Set task: Copy out, unchanged, the entries below from the "Decode this image" line to the final line. Omit pictures.

Stored data:
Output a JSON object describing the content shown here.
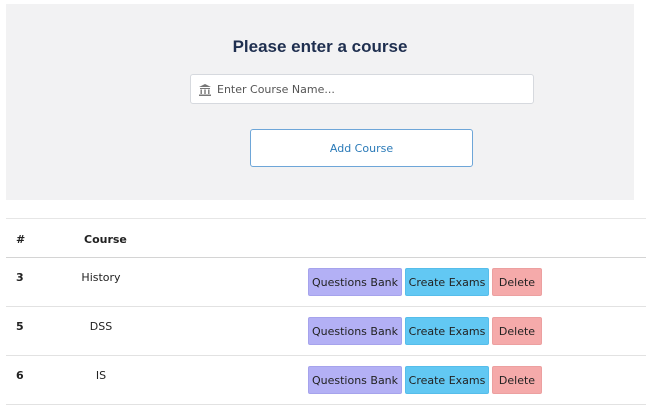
{
  "form": {
    "title": "Please enter a course",
    "input_placeholder": "Enter Course Name...",
    "input_value": "",
    "add_button_label": "Add Course"
  },
  "table": {
    "headers": {
      "number": "#",
      "course": "Course"
    },
    "rows": [
      {
        "number": "3",
        "course": "History",
        "questions_bank_label": "Questions Bank",
        "create_exams_label": "Create Exams",
        "delete_label": "Delete"
      },
      {
        "number": "5",
        "course": "DSS",
        "questions_bank_label": "Questions Bank",
        "create_exams_label": "Create Exams",
        "delete_label": "Delete"
      },
      {
        "number": "6",
        "course": "IS",
        "questions_bank_label": "Questions Bank",
        "create_exams_label": "Create Exams",
        "delete_label": "Delete"
      }
    ]
  },
  "icons": {
    "input_icon": "institution-icon"
  },
  "colors": {
    "title": "#1f2f4f",
    "add_button_border": "#6ea6d8",
    "questions_bank_button": "#b3b0f5",
    "create_exams_button": "#62c8f3",
    "delete_button": "#f5aaaa"
  }
}
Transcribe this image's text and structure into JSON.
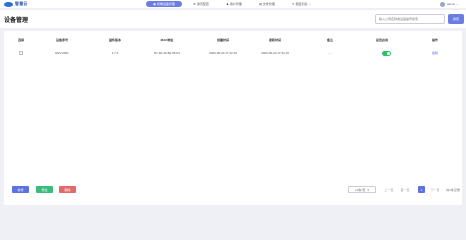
{
  "app": {
    "name": "智慧云"
  },
  "nav": [
    {
      "label": "终端设备管理",
      "icon": "device-icon",
      "active": true
    },
    {
      "label": "通讯配置",
      "icon": "settings-icon",
      "active": false
    },
    {
      "label": "用户管理",
      "icon": "user-icon",
      "active": false
    },
    {
      "label": "文件管理",
      "icon": "file-icon",
      "active": false
    },
    {
      "label": "便签列表",
      "icon": "note-icon",
      "active": false
    }
  ],
  "user": {
    "name": "admin"
  },
  "page": {
    "title": "设备管理",
    "search_placeholder": "输入公司名称或设备编号搜索",
    "search_button": "搜索"
  },
  "table": {
    "headers": [
      "选择",
      "设备序号",
      "固件版本",
      "MAC地址",
      "创建时间",
      "更新时间",
      "备注",
      "是否启用",
      "操作"
    ],
    "rows": [
      {
        "device_no": "DEV-0001",
        "firmware": "1.7.3",
        "mac": "8C:1E:4A:B2:05:D1",
        "created": "2020-06-20 17:32:16",
        "updated": "2020-06-20 17:32:16",
        "remark": "- -",
        "enabled": true,
        "action": "编辑"
      }
    ]
  },
  "actions": {
    "add": "新增",
    "export": "导出",
    "delete": "删除"
  },
  "pagination": {
    "page_size": "10条/页",
    "prev": "上一页",
    "first": "首一页",
    "current_page": "1",
    "next": "下一页",
    "total": "共1条记录"
  },
  "colors": {
    "accent": "#6b7de0",
    "success": "#3dbb7d",
    "danger": "#e46a6a"
  }
}
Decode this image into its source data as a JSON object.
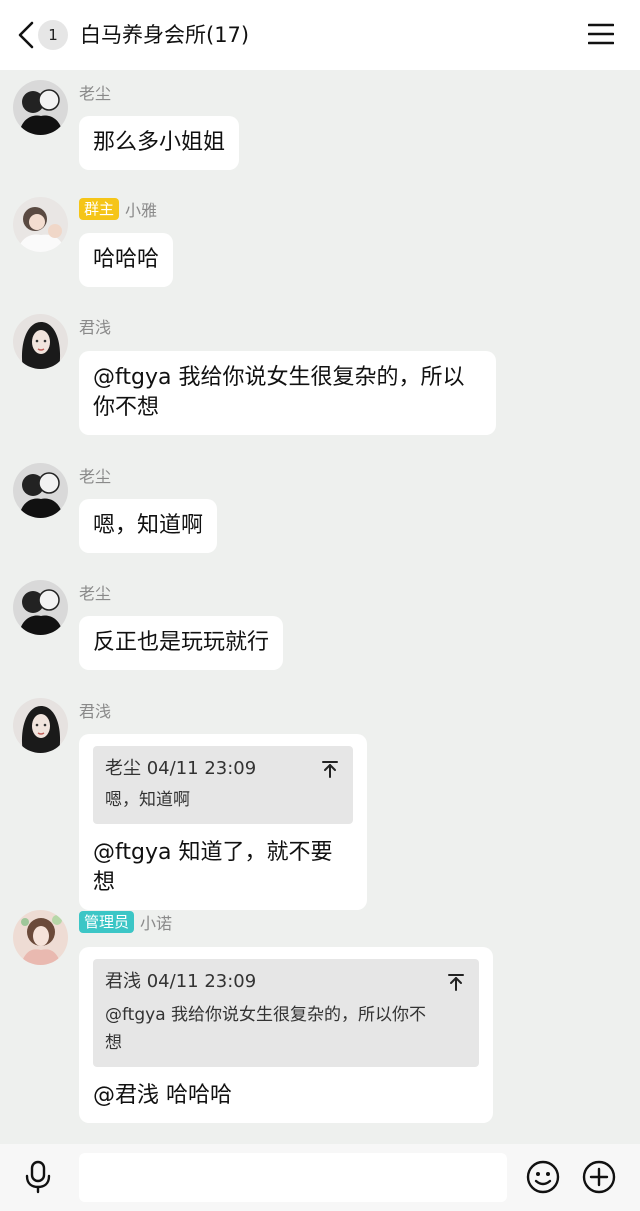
{
  "header": {
    "unread_count": "1",
    "title": "白马养身会所(17)"
  },
  "messages": [
    {
      "name": "老尘",
      "badge": "",
      "text": "那么多小姐姐"
    },
    {
      "name": "小雅",
      "badge": "群主",
      "text": "哈哈哈"
    },
    {
      "name": "君浅",
      "badge": "",
      "text_line1": "@ftgya 我给你说女生很复杂的，所以",
      "text_line2": "你不想"
    },
    {
      "name": "老尘",
      "badge": "",
      "text": "嗯，知道啊"
    },
    {
      "name": "老尘",
      "badge": "",
      "text": "反正也是玩玩就行"
    },
    {
      "name": "君浅",
      "badge": "",
      "quote_head": "老尘 04/11 23:09",
      "quote_text": "嗯，知道啊",
      "text": "@ftgya 知道了，就不要想"
    },
    {
      "name": "小诺",
      "badge": "管理员",
      "quote_head": "君浅 04/11 23:09",
      "quote_line1": "@ftgya 我给你说女生很复杂的，所以你不",
      "quote_line2": "想",
      "text": "@君浅 哈哈哈"
    }
  ],
  "input": {
    "value": "",
    "placeholder": ""
  },
  "colors": {
    "owner_badge": "#f5c518",
    "admin_badge": "#3cc6c6",
    "background": "#eef0ee"
  },
  "icons": [
    "back-icon",
    "menu-icon",
    "microphone-icon",
    "emoji-icon",
    "plus-icon",
    "jump-to-icon"
  ]
}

Solved exercise:
Decode this image into its source data as a JSON object.
{
  "header": {
    "unread_count": "1",
    "title": "白马养身会所(17)"
  },
  "messages": [
    {
      "name": "老尘",
      "badge": "",
      "text": "那么多小姐姐"
    },
    {
      "name": "小雅",
      "badge": "群主",
      "text": "哈哈哈"
    },
    {
      "name": "君浅",
      "badge": "",
      "text_line1": "@ftgya 我给你说女生很复杂的，所以",
      "text_line2": "你不想"
    },
    {
      "name": "老尘",
      "badge": "",
      "text": "嗯，知道啊"
    },
    {
      "name": "老尘",
      "badge": "",
      "text": "反正也是玩玩就行"
    },
    {
      "name": "君浅",
      "badge": "",
      "quote_head": "老尘 04/11 23:09",
      "quote_text": "嗯，知道啊",
      "text": "@ftgya 知道了，就不要想"
    },
    {
      "name": "小诺",
      "badge": "管理员",
      "quote_head": "君浅 04/11 23:09",
      "quote_line1": "@ftgya 我给你说女生很复杂的，所以你不",
      "quote_line2": "想",
      "text": "@君浅 哈哈哈"
    }
  ],
  "input": {
    "value": "",
    "placeholder": ""
  },
  "colors": {
    "owner_badge": "#f5c518",
    "admin_badge": "#3cc6c6",
    "background": "#eef0ee"
  },
  "icons": [
    "back-icon",
    "menu-icon",
    "microphone-icon",
    "emoji-icon",
    "plus-icon",
    "jump-to-icon"
  ]
}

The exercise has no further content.